You are viewing a plain text version of this content. The canonical link for it is here.
Posted to dev@lucy.apache.org by Nick Wellnhofer <we...@aevum.de> on 2016/06/01 15:04:08 UTC

Re: [lucy-dev] Separate binaries for test suites

On 26/05/2016 04:12, Marvin Humphrey wrote:
> With Python distutils as with Perl's Module::Build, it is at least
> theoretically possible to provide a list of object files to be linked into the
> host extension.

I'm leaning towards the "list of object files" approach for the Perl bindings. 
Unless static libraries are really used as intended, they seem to create more 
problems than they solve.

> But with CGO, I don't know how to do that.
>
> *   You can't tell the Go build system about a list of compiled object files.
> *   You can't tell CGO about arbitrary directories full of C files to compile.
> *   You *can* put loose C files into the package directory, but only that one
>     dir -- nested dirs aren't allowed.
> *   You *can* hack in linker instructions using pseudo `#cgo` directives.
>     https://golang.org/cmd/cgo/#hdr-Using_cgo_with_the_go_command
>
> We're currently using the last option to tell CGO about the static archive
> built using Charmonizer/Make.

DATA:
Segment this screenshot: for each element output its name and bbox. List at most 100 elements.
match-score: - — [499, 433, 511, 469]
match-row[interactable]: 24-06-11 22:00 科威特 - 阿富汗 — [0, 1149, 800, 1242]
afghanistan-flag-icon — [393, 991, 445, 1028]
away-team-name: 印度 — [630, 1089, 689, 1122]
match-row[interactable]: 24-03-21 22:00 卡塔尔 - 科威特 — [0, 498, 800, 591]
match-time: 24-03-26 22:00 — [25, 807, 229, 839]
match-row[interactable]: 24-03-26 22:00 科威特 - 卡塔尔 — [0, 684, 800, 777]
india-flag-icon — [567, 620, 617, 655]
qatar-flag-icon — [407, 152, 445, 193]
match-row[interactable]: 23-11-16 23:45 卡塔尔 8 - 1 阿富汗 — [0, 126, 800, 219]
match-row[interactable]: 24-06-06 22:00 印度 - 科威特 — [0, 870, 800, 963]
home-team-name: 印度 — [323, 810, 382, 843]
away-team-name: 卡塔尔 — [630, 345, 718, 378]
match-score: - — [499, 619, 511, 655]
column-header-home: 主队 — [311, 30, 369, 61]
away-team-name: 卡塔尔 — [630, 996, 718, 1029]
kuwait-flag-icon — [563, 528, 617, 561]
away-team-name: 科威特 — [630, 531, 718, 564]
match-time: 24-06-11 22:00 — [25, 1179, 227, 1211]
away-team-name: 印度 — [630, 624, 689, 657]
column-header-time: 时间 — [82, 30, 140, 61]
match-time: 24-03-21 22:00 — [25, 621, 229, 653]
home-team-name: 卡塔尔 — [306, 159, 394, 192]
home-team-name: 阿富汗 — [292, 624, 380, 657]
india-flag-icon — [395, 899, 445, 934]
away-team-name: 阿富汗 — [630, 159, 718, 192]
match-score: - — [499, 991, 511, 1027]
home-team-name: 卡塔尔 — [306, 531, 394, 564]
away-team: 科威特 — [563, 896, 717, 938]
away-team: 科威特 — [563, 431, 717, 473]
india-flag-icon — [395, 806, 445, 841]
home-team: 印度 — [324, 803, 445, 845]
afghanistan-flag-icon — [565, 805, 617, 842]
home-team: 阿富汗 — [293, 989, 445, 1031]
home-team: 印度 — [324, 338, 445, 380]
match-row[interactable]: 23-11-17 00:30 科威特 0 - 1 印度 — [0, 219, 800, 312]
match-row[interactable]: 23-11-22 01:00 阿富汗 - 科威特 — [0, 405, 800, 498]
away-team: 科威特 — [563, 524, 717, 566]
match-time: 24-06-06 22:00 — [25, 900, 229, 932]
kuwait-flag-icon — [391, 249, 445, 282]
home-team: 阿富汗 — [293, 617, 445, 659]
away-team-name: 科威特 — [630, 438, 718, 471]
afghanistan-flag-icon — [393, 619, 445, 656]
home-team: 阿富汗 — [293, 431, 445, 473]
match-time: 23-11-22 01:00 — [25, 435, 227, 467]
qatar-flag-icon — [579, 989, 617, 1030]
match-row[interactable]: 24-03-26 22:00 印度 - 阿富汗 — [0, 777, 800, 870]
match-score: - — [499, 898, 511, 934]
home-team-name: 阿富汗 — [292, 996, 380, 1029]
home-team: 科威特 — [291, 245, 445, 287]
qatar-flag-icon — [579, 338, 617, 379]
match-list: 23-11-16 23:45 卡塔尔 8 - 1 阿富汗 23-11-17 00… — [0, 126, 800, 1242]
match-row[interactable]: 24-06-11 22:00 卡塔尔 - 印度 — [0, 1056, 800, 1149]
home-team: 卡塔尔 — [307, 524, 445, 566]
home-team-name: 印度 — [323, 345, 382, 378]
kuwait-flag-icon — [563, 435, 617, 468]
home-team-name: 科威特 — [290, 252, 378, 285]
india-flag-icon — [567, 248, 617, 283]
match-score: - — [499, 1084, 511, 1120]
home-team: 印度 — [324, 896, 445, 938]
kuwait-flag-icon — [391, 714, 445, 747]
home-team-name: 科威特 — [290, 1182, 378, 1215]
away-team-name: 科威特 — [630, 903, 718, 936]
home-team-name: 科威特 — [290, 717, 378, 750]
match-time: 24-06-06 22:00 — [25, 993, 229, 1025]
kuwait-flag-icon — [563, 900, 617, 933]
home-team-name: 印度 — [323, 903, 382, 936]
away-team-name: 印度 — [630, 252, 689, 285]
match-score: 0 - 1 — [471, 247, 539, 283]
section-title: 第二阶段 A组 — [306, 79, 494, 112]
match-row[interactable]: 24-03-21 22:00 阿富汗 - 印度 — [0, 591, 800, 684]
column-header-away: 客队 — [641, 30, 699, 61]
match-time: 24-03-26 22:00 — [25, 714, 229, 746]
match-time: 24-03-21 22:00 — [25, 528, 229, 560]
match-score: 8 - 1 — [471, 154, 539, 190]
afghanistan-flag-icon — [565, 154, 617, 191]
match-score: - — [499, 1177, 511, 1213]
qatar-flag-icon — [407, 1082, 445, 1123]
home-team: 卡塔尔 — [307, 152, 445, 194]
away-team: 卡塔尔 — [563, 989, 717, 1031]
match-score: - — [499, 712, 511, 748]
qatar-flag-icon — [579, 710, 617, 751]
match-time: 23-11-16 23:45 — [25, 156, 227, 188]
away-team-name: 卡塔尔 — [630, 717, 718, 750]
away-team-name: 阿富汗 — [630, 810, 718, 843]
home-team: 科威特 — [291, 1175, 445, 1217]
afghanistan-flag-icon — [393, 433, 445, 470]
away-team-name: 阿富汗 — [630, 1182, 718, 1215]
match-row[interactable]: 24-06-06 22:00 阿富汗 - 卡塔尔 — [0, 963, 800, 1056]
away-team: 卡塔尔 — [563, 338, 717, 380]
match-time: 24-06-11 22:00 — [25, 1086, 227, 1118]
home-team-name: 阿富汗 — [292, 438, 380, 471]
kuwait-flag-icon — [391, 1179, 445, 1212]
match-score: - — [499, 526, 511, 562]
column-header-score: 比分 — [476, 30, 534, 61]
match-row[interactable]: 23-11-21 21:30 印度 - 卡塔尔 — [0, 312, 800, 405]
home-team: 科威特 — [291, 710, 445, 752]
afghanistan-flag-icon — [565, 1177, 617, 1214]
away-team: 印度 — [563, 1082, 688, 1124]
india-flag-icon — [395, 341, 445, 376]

DIRECTIONS:
What are the points listed as bullets in the quoted part of the mailing-list post above about what can and can't be done with CGO?

SOLUTION TO THIS TASK:
- You can't tell the Go build system about a list of compiled object files.
- You can't tell CGO about arbitrary directories full of C files to compile.
- You can put loose C files into the package directory, but only that one directory, because nested directories aren't allowed.
- You can hack in linker instructions using pseudo `#cgo` directives.